Extracted data entries
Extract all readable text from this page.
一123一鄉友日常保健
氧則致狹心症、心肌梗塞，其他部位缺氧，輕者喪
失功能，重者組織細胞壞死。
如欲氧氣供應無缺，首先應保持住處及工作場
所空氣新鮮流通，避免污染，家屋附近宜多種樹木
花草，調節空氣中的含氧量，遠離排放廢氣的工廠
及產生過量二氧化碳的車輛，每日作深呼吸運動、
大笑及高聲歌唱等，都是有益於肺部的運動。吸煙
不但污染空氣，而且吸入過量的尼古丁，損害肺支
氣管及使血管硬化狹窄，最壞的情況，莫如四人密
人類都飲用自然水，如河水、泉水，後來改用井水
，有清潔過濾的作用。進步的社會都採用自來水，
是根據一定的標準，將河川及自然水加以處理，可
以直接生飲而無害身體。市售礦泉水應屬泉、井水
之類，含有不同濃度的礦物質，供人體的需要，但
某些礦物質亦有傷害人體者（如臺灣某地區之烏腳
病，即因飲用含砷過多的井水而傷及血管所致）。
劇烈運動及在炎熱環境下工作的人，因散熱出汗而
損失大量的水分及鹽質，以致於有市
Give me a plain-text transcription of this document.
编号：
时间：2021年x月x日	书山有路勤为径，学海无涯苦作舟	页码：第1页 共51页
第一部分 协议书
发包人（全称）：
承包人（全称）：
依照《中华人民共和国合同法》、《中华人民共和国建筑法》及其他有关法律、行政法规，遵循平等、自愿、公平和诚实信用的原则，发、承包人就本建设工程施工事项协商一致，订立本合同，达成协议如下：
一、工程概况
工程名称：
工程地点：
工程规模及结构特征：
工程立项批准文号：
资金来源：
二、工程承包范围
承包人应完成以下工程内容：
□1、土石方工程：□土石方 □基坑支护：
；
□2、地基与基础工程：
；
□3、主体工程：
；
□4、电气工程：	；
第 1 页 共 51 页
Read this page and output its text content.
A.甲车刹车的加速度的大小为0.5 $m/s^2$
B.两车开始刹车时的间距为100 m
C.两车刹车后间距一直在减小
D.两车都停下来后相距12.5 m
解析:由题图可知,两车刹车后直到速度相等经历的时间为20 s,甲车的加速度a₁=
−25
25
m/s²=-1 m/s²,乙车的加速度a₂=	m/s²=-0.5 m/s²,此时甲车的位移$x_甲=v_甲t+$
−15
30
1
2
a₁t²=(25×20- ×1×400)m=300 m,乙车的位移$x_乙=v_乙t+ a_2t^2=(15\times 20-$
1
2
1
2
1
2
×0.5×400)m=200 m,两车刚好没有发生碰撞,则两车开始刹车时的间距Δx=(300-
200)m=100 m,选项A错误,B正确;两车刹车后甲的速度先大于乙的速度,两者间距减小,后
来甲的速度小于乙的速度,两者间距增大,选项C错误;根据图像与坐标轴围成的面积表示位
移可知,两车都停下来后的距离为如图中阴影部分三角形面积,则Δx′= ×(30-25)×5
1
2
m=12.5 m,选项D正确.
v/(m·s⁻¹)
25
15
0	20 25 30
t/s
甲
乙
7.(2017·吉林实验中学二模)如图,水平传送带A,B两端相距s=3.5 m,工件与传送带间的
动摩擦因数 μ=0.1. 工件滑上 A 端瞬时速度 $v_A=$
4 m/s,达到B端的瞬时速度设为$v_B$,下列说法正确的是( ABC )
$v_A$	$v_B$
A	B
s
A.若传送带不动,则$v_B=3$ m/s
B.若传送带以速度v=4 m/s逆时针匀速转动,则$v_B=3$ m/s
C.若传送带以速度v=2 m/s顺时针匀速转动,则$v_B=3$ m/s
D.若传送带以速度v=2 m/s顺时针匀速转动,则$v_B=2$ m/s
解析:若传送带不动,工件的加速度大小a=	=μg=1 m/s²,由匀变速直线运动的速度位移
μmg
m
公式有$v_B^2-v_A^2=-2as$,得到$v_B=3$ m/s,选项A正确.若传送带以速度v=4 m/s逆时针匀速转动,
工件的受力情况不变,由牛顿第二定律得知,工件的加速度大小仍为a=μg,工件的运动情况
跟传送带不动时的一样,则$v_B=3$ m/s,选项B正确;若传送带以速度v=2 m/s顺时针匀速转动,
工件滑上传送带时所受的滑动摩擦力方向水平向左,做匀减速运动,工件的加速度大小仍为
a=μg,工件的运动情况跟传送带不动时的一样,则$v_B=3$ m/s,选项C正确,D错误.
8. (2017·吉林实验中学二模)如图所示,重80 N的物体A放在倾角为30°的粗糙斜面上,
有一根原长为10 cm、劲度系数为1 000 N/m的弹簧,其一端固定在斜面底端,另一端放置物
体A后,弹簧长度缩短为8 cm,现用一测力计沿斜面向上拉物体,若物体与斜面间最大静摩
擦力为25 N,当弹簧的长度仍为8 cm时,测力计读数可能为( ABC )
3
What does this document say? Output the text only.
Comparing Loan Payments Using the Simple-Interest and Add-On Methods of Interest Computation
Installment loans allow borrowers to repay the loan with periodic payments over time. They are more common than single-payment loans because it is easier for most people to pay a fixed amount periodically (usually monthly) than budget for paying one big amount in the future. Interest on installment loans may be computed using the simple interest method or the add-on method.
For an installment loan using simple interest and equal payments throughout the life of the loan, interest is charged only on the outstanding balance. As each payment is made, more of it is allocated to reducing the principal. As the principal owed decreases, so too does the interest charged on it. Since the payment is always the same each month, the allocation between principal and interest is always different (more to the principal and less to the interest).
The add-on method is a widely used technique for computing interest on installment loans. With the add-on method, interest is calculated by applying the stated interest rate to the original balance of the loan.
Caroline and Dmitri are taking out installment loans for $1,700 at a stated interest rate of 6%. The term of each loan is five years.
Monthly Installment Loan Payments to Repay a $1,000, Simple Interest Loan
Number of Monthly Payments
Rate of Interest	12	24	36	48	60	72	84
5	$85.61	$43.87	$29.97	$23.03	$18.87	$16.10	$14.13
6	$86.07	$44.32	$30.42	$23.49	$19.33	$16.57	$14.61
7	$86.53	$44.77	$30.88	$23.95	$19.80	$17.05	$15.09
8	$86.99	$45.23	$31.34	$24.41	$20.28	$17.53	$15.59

- _Directive_:
Pick out the lines containing the string "stated" and show them.

- _Exercise answer_:
The add-on method is a widely used technique for computing interest on installment loans. With the add-on method, interest is calculated by applying the stated interest rate to the original balance of the loan.
Caroline and Dmitri are taking out installment loans for $1,700 at a stated interest rate of 6%. The term of each loan is five years.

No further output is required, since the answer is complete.